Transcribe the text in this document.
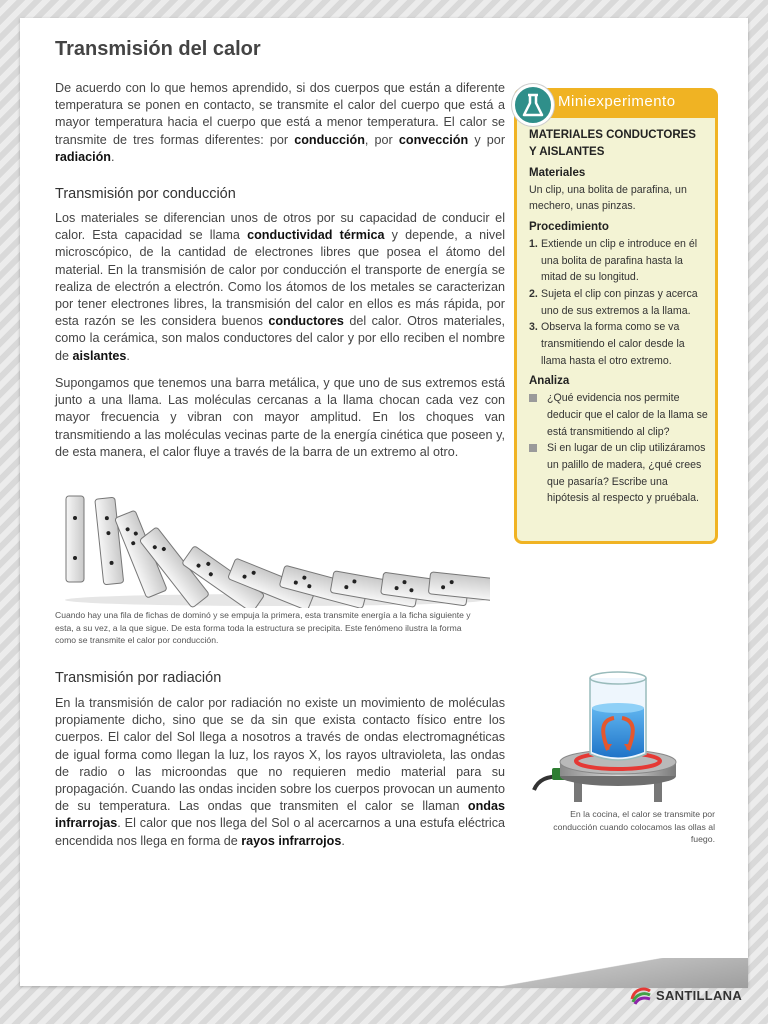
Transmisión del calor

De acuerdo con lo que hemos aprendido, si dos cuerpos que están a diferente temperatura se ponen en contacto, se transmite el calor del cuerpo que está a mayor temperatura hacia el cuerpo que está a menor temperatura. El calor se transmite de tres formas diferentes: por conducción, por convección y por radiación.

Transmisión por conducción

Los materiales se diferencian unos de otros por su capacidad de conducir el calor. Esta capacidad se llama conductividad térmica y depende, a nivel microscópico, de la cantidad de electrones libres que posea el átomo del material. En la transmisión de calor por conducción el transporte de energía se realiza de electrón a electrón. Como los átomos de los metales se caracterizan por tener electrones libres, la transmisión del calor en ellos es más rápida, por esta razón se les considera buenos conductores del calor. Otros materiales, como la cerámica, son malos conductores del calor y por ello reciben el nombre de aislantes.

Supongamos que tenemos una barra metálica, y que uno de sus extremos está junto a una llama. Las moléculas cercanas a la llama chocan cada vez con mayor frecuencia y vibran con mayor amplitud. En los choques van transmitiendo a las moléculas vecinas parte de la energía cinética que poseen y, de esta manera, el calor fluye a través de la barra de un extremo al otro.

Cuando hay una fila de fichas de dominó y se empuja la primera, esta transmite energía a la ficha siguiente y esta, a su vez, a la que sigue. De esta forma toda la estructura se precipita. Este fenómeno ilustra la forma como se transmite el calor por conducción.

Transmisión por radiación

En la transmisión de calor por radiación no existe un movimiento de moléculas propiamente dicho, sino que se da sin que exista contacto físico entre los cuerpos. El calor del Sol llega a nosotros a través de ondas electromagnéticas de igual forma como llegan la luz, los rayos X, los rayos ultravioleta, las ondas de radio o las microondas que no requieren medio material para su propagación. Cuando las ondas inciden sobre los cuerpos provocan un aumento de su temperatura. Las ondas que transmiten el calor se llaman ondas infrarrojas. El calor que nos llega del Sol o al acercarnos a una estufa eléctrica encendida nos llega en forma de rayos infrarrojos.

Miniexperimento
MATERIALES CONDUCTORES
Y AISLANTES
Materiales
Un clip, una bolita de parafina, un mechero, unas pinzas.
Procedimiento
1. Extiende un clip e introduce en él una bolita de parafina hasta la mitad de su longitud.
2. Sujeta el clip con pinzas y acerca uno de sus extremos a la llama.
3. Observa la forma como se va transmitiendo el calor desde la llama hasta el otro extremo.
Analiza
¿Qué evidencia nos permite deducir que el calor de la llama se está transmitiendo al clip?
Si en lugar de un clip utilizáramos un palillo de madera, ¿qué crees que pasaría? Escribe una hipótesis al respecto y pruébala.

En la cocina, el calor se transmite por conducción cuando colocamos las ollas al fuego.

SANTILLANA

▶ [Work to do]:
Tally the lines of the listing above that include the word "través". Answer with the number alone.

▶ [Solution to this problem]:
2